* Short problem: Select from the records below every line that has the word "Yukon" in it.
— begin Stored data —
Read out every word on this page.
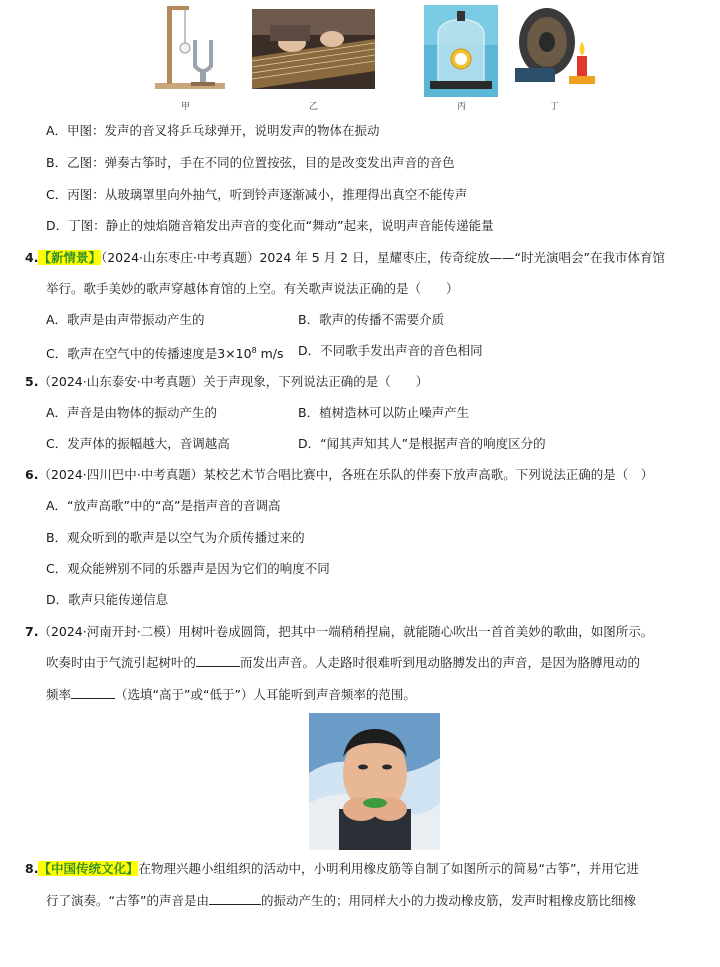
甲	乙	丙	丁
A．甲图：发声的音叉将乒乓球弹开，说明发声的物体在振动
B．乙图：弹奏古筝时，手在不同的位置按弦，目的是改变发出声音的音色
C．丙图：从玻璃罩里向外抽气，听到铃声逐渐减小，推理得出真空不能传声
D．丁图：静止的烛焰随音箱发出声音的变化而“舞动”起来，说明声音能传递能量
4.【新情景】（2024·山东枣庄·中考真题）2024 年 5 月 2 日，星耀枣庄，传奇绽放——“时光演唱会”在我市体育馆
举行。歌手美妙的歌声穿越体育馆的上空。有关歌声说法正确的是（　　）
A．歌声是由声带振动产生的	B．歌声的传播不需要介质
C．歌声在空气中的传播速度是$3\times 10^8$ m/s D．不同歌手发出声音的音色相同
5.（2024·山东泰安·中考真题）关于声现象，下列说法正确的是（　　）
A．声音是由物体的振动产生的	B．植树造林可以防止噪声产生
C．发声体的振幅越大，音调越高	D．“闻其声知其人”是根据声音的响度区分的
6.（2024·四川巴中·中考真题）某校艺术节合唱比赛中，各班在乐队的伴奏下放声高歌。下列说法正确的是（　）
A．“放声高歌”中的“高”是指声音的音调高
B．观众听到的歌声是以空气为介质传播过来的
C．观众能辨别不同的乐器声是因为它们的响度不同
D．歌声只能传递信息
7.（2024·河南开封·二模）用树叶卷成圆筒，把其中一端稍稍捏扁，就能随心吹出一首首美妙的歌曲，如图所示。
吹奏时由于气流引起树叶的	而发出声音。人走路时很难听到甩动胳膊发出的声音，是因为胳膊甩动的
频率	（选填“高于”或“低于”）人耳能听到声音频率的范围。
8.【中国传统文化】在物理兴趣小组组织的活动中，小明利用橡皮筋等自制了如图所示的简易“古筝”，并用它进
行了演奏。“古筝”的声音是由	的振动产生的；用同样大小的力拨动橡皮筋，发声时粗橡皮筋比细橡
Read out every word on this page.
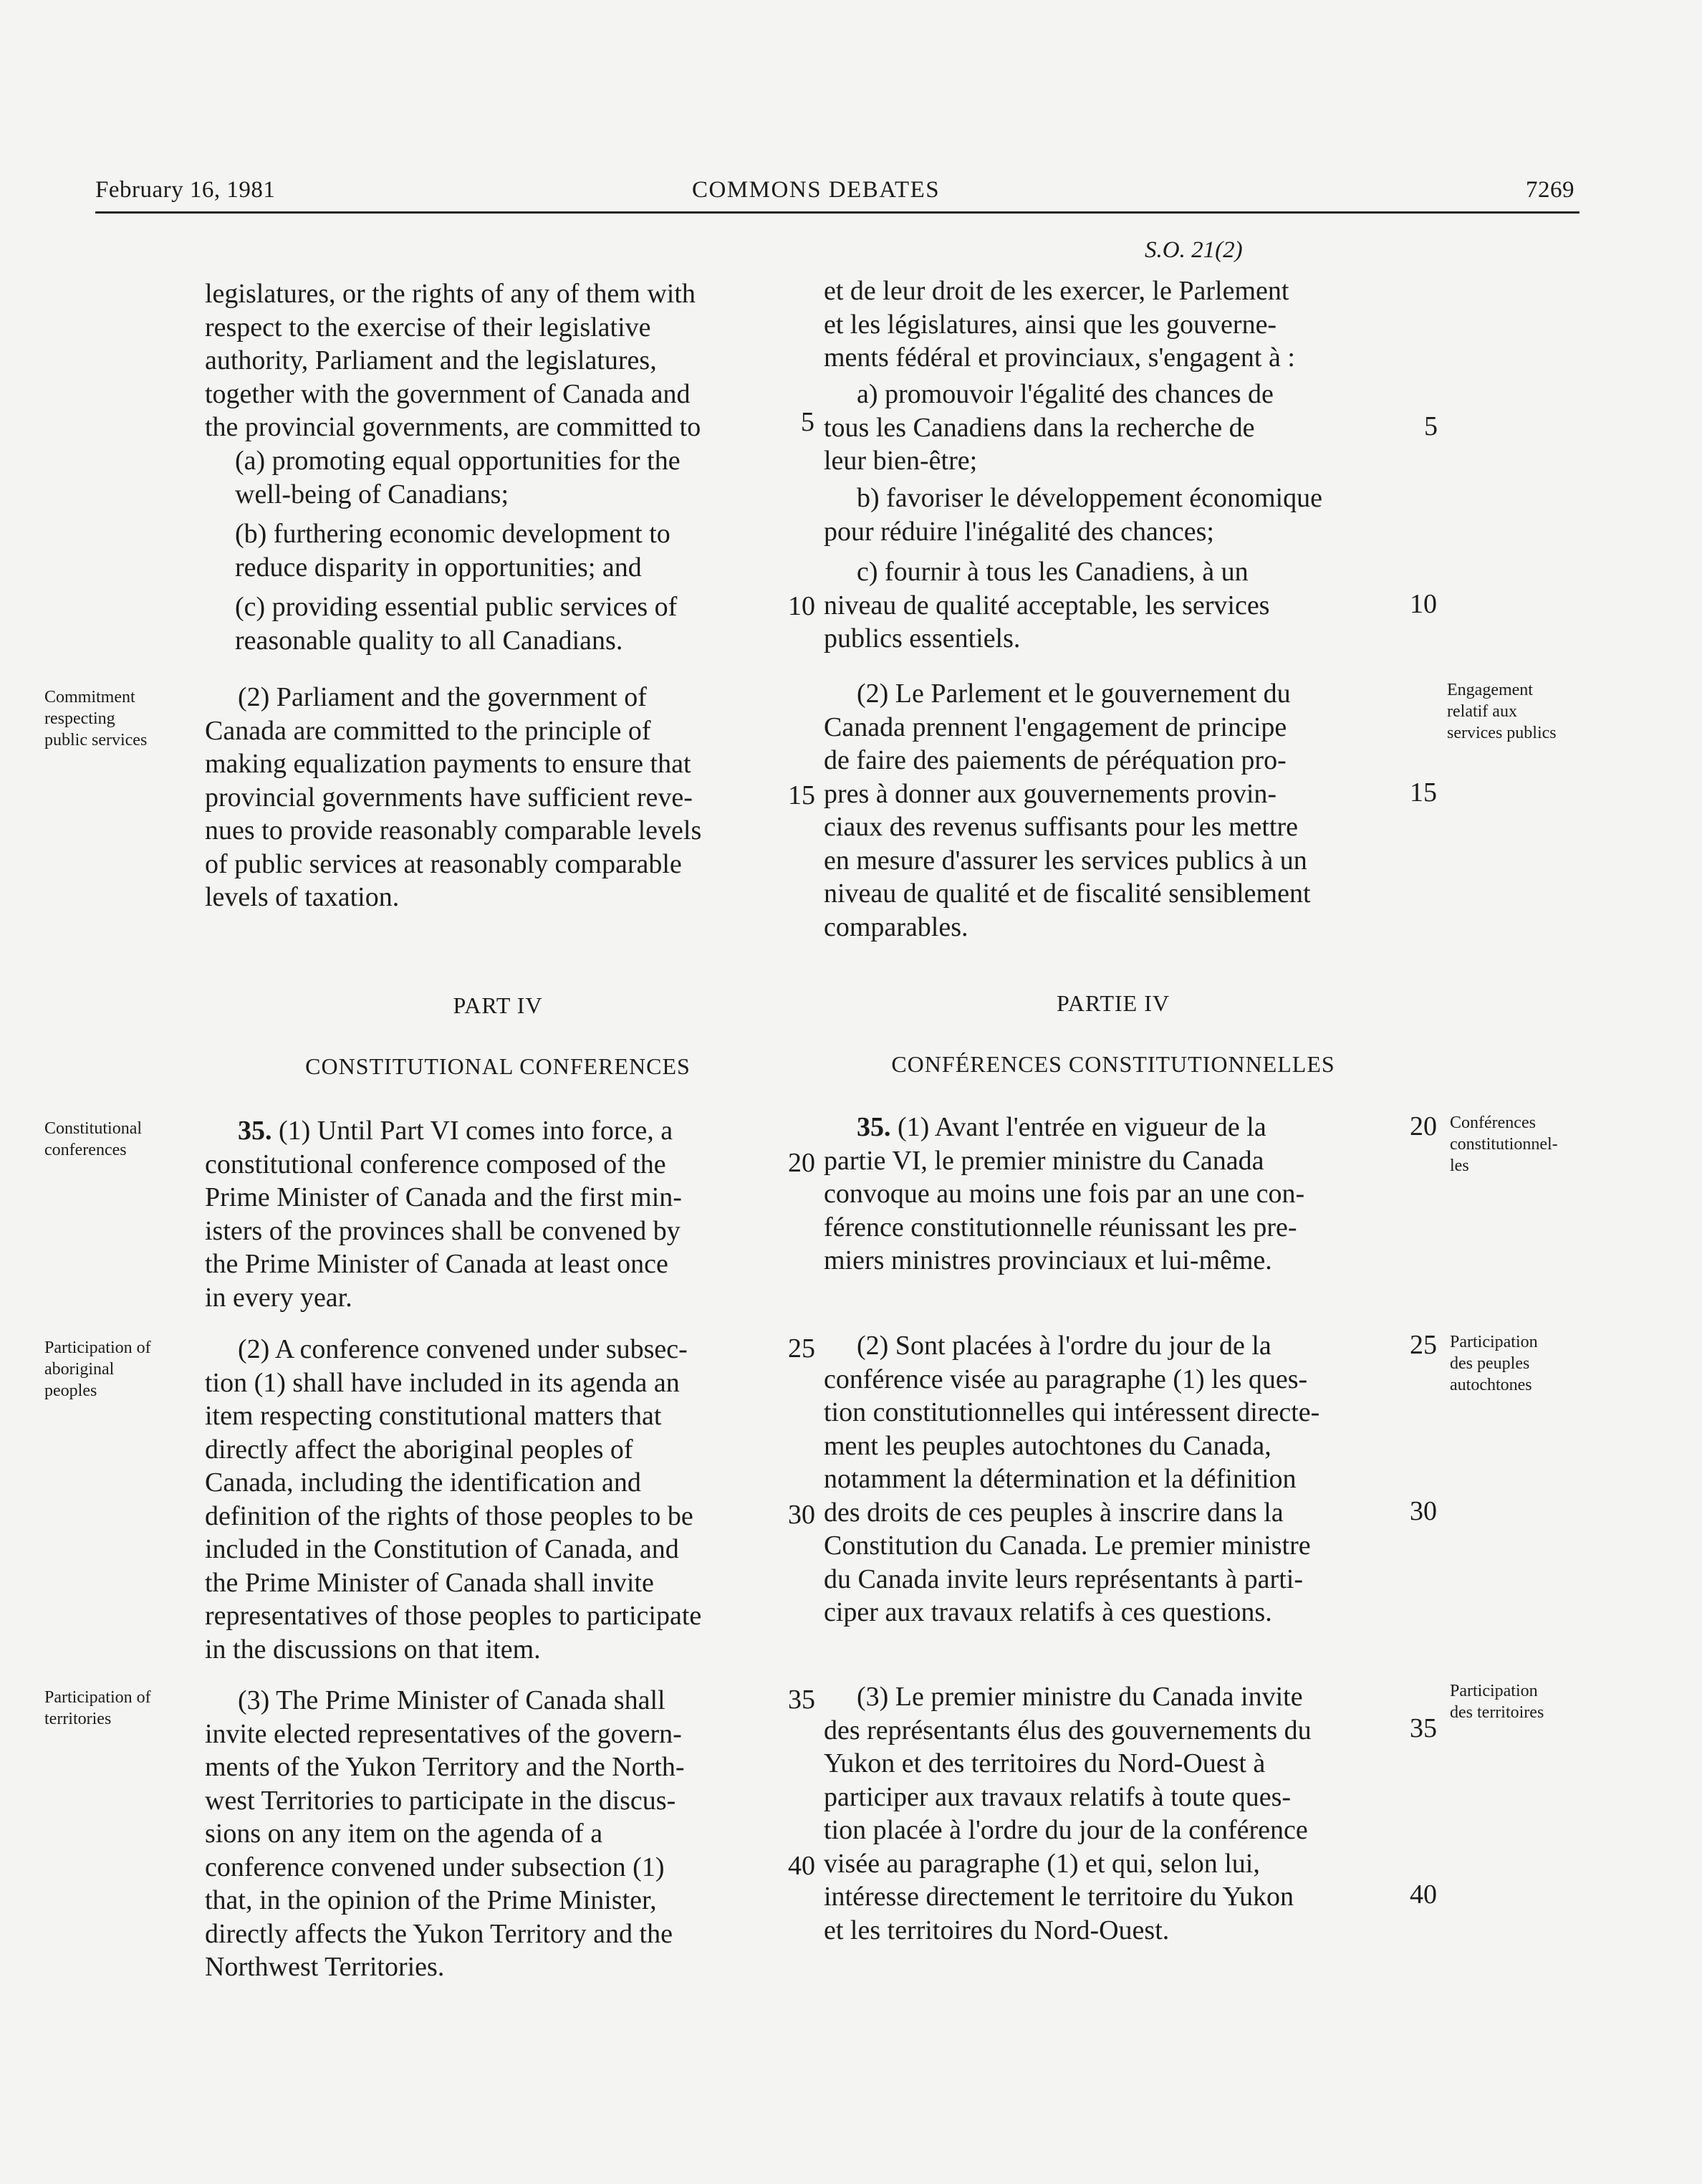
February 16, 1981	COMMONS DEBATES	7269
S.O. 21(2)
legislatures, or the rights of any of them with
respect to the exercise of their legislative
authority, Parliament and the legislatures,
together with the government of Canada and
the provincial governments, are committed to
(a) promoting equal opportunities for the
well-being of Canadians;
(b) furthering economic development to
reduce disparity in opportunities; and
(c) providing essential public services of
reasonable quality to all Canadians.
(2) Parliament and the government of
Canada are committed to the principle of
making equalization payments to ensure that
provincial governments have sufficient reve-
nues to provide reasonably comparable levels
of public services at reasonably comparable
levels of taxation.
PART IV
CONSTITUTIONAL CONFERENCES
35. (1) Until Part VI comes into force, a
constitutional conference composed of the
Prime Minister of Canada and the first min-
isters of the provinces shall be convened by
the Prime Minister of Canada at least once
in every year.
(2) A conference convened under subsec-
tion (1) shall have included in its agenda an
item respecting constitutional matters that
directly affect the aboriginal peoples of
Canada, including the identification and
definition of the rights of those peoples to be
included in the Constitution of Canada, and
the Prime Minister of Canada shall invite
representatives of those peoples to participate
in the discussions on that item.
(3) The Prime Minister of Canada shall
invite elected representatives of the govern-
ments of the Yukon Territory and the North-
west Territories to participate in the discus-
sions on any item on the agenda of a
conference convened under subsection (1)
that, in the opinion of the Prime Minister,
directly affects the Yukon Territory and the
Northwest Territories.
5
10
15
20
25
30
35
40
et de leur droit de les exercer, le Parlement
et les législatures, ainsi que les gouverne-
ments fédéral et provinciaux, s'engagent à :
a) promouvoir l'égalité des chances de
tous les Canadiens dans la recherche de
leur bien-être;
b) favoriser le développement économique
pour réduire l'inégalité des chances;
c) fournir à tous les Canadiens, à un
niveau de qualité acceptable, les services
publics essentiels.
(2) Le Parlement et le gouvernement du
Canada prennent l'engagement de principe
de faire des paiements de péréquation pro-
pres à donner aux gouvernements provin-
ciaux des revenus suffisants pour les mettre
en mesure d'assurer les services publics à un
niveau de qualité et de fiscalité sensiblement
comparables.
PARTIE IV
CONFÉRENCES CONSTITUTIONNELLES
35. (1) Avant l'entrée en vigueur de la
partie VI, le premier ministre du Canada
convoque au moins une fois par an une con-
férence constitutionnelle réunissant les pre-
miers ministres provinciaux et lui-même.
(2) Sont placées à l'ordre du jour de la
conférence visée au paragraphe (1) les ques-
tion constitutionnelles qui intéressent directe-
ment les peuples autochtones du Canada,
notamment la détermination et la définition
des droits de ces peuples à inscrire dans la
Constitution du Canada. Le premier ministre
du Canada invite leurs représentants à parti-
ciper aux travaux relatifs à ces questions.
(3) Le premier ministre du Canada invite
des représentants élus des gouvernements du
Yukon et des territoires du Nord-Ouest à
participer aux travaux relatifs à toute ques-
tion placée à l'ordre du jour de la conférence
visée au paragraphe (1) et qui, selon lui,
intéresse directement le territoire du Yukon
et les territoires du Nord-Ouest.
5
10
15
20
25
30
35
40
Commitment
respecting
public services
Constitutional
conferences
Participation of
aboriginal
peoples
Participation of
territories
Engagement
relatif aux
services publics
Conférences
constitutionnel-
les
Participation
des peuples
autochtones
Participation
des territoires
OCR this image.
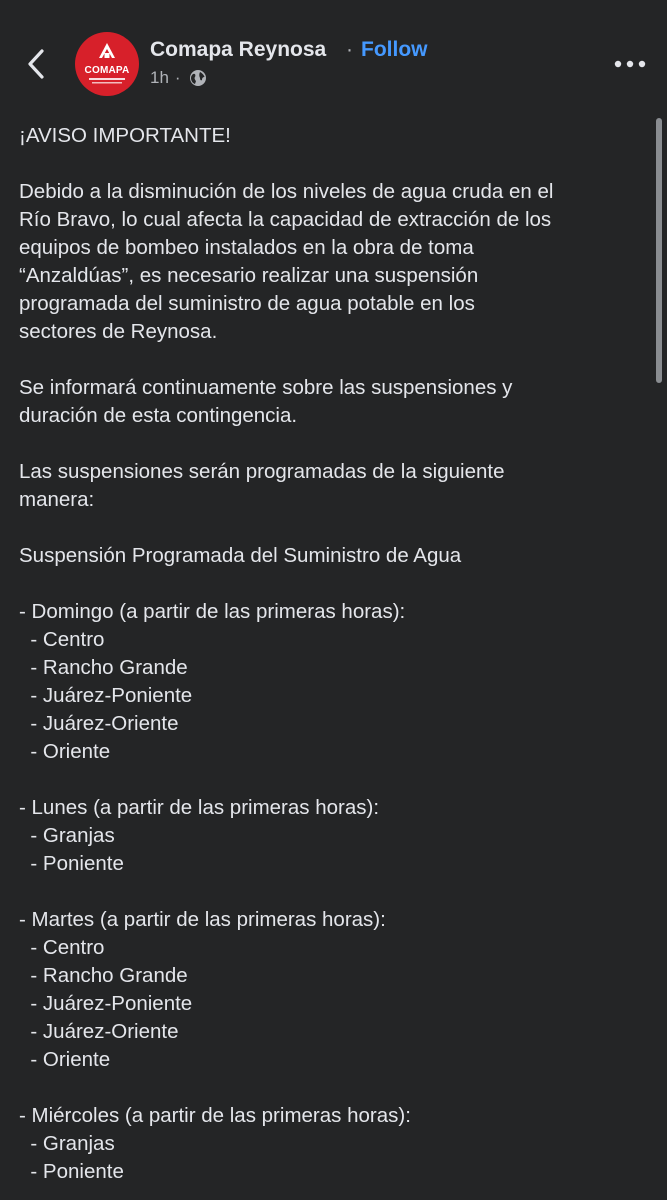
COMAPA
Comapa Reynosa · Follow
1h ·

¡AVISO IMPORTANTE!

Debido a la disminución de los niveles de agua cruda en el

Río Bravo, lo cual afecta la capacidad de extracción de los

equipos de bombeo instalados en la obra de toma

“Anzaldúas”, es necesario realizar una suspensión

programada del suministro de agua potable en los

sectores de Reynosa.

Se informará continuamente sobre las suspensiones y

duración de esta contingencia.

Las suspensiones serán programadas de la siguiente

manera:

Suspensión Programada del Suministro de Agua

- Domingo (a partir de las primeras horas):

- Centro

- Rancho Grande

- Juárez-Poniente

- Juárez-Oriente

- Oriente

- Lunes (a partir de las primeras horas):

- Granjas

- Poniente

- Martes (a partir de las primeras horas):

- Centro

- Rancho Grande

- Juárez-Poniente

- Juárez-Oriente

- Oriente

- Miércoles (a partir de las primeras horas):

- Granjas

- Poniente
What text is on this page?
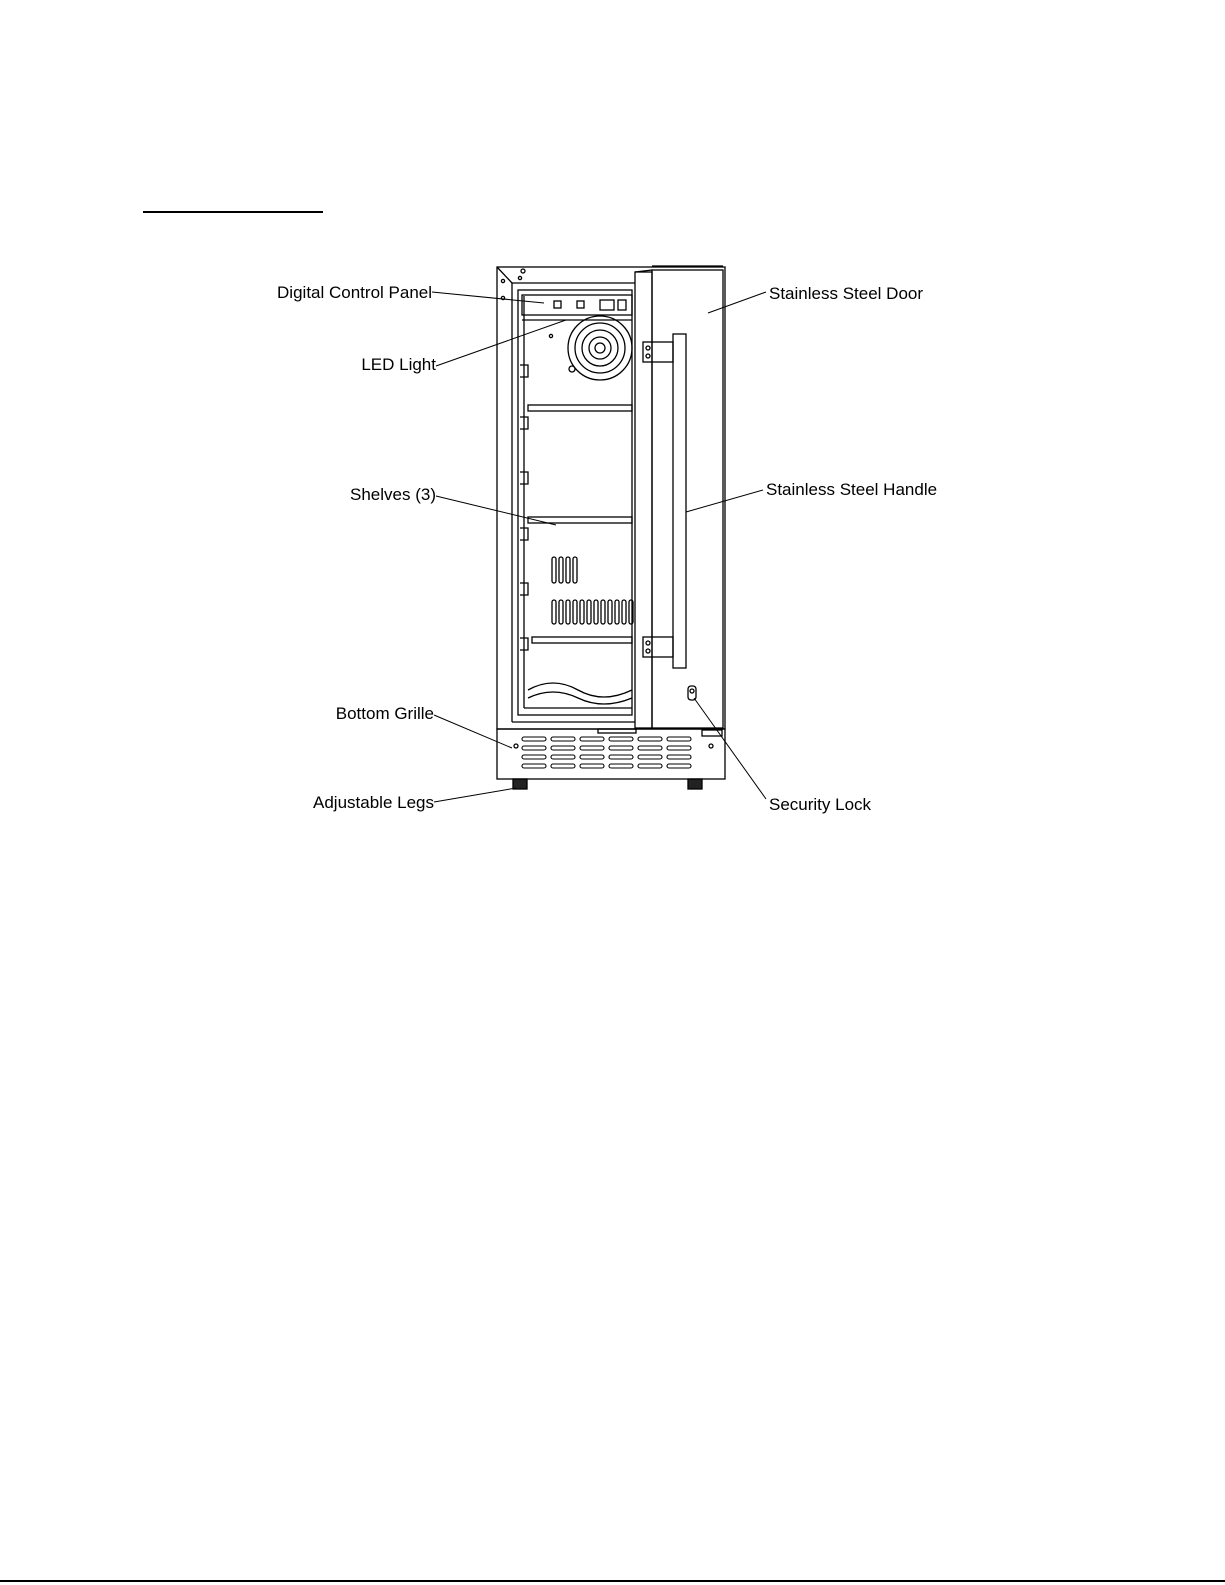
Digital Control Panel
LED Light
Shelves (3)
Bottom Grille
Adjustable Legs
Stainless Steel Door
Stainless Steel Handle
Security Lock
— end Stored data —
* Final answer:
ments of the Yukon Territory and the North-
directly affects the Yukon Territory and the
Yukon et des territoires du Nord-Ouest à
intéresse directement le territoire du Yukon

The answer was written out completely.